Written exercise: Reproduce the listing below verbatim.

Dataset items:

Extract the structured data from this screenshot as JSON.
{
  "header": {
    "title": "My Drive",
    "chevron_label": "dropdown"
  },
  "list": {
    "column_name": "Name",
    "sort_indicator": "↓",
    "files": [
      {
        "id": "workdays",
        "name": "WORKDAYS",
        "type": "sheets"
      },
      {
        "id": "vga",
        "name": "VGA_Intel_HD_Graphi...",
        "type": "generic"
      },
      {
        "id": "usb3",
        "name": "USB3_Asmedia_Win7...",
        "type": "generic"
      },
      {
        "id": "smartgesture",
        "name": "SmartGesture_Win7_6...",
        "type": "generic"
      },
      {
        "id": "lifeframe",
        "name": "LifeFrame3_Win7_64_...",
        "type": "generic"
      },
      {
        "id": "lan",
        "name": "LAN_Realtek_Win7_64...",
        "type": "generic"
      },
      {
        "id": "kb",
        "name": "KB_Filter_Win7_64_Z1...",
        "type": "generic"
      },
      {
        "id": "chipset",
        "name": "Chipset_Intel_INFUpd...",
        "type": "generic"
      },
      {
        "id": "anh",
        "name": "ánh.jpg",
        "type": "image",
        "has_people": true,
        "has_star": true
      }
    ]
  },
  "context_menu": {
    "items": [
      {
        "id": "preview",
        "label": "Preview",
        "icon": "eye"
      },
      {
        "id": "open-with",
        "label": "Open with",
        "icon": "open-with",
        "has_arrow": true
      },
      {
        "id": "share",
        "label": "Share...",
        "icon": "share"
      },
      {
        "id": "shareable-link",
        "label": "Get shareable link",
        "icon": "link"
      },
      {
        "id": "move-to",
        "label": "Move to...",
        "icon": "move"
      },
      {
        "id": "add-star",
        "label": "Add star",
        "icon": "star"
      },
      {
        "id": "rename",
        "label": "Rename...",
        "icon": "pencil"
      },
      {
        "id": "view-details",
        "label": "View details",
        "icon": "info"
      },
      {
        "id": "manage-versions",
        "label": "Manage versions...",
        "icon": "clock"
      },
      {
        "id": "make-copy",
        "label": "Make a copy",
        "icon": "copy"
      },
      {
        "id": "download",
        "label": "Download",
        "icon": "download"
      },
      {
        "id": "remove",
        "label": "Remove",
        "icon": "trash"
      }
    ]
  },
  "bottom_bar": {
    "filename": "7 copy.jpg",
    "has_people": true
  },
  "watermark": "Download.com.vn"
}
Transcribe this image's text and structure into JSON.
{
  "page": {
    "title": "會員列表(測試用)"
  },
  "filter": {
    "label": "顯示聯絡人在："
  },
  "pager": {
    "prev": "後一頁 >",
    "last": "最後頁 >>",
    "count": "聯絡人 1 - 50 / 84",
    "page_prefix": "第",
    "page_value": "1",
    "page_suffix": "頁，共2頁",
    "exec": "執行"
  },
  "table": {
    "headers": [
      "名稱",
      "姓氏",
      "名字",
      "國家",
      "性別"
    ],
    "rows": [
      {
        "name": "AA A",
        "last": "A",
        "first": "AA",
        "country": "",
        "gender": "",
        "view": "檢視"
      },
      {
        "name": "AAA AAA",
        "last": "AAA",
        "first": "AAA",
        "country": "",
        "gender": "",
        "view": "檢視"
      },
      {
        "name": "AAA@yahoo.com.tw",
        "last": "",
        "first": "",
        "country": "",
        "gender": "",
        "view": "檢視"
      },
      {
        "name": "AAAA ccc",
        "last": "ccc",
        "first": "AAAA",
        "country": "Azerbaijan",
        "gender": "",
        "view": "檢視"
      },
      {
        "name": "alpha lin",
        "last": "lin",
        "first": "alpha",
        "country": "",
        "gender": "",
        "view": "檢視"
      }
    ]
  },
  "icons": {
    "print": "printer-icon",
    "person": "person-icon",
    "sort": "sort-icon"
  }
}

Solution to the exercise:
Extract the structured data from this screenshot as JSON.
{
  "header": {
    "title": "My Drive",
    "chevron_label": "dropdown"
  },
  "list": {
    "column_name": "Name",
    "sort_indicator": "↓",
    "files": [
      {
        "id": "workdays",
        "name": "WORKDAYS",
        "type": "sheets"
      },
      {
        "id": "vga",
        "name": "VGA_Intel_HD_Graphi...",
        "type": "generic"
      },
      {
        "id": "usb3",
        "name": "USB3_Asmedia_Win7...",
        "type": "generic"
      },
      {
        "id": "smartgesture",
        "name": "SmartGesture_Win7_6...",
        "type": "generic"
      },
      {
        "id": "lifeframe",
        "name": "LifeFrame3_Win7_64_...",
        "type": "generic"
      },
      {
        "id": "lan",
        "name": "LAN_Realtek_Win7_64...",
        "type": "generic"
      },
      {
        "id": "kb",
        "name": "KB_Filter_Win7_64_Z1...",
        "type": "generic"
      },
      {
        "id": "chipset",
        "name": "Chipset_Intel_INFUpd...",
        "type": "generic"
      },
      {
        "id": "anh",
        "name": "ánh.jpg",
        "type": "image",
        "has_people": true,
        "has_star": true
      }
    ]
  },
  "context_menu": {
    "items": [
      {
        "id": "preview",
        "label": "Preview",
        "icon": "eye"
      },
      {
        "id": "open-with",
        "label": "Open with",
        "icon": "open-with",
        "has_arrow": true
      },
      {
        "id": "share",
        "label": "Share...",
        "icon": "share"
      },
      {
        "id": "shareable-link",
        "label": "Get shareable link",
        "icon": "link"
      },
      {
        "id": "move-to",
        "label": "Move to...",
        "icon": "move"
      },
      {
        "id": "add-star",
        "label": "Add star",
        "icon": "star"
      },
      {
        "id": "rename",
        "label": "Rename...",
        "icon": "pencil"
      },
      {
        "id": "view-details",
        "label": "View details",
        "icon": "info"
      },
      {
        "id": "manage-versions",
        "label": "Manage versions...",
        "icon": "clock"
      },
      {
        "id": "make-copy",
        "label": "Make a copy",
        "icon": "copy"
      },
      {
        "id": "download",
        "label": "Download",
        "icon": "download"
      },
      {
        "id": "remove",
        "label": "Remove",
        "icon": "trash"
      }
    ]
  },
  "bottom_bar": {
    "filename": "7 copy.jpg",
    "has_people": true
  },
  "watermark": "Download.com.vn"
}
Transcribe this image's text and structure into JSON.
{
  "page": {
    "title": "會員列表(測試用)"
  },
  "filter": {
    "label": "顯示聯絡人在："
  },
  "pager": {
    "prev": "後一頁 >",
    "last": "最後頁 >>",
    "count": "聯絡人 1 - 50 / 84",
    "page_prefix": "第",
    "page_value": "1",
    "page_suffix": "頁，共2頁",
    "exec": "執行"
  },
  "table": {
    "headers": [
      "名稱",
      "姓氏",
      "名字",
      "國家",
      "性別"
    ],
    "rows": [
      {
        "name": "AA A",
        "last": "A",
        "first": "AA",
        "country": "",
        "gender": "",
        "view": "檢視"
      },
      {
        "name": "AAA AAA",
        "last": "AAA",
        "first": "AAA",
        "country": "",
        "gender": "",
        "view": "檢視"
      },
      {
        "name": "AAA@yahoo.com.tw",
        "last": "",
        "first": "",
        "country": "",
        "gender": "",
        "view": "檢視"
      },
      {
        "name": "AAAA ccc",
        "last": "ccc",
        "first": "AAAA",
        "country": "Azerbaijan",
        "gender": "",
        "view": "檢視"
      },
      {
        "name": "alpha lin",
        "last": "lin",
        "first": "alpha",
        "country": "",
        "gender": "",
        "view": "檢視"
      }
    ]
  },
  "icons": {
    "print": "printer-icon",
    "person": "person-icon",
    "sort": "sort-icon"
  }
}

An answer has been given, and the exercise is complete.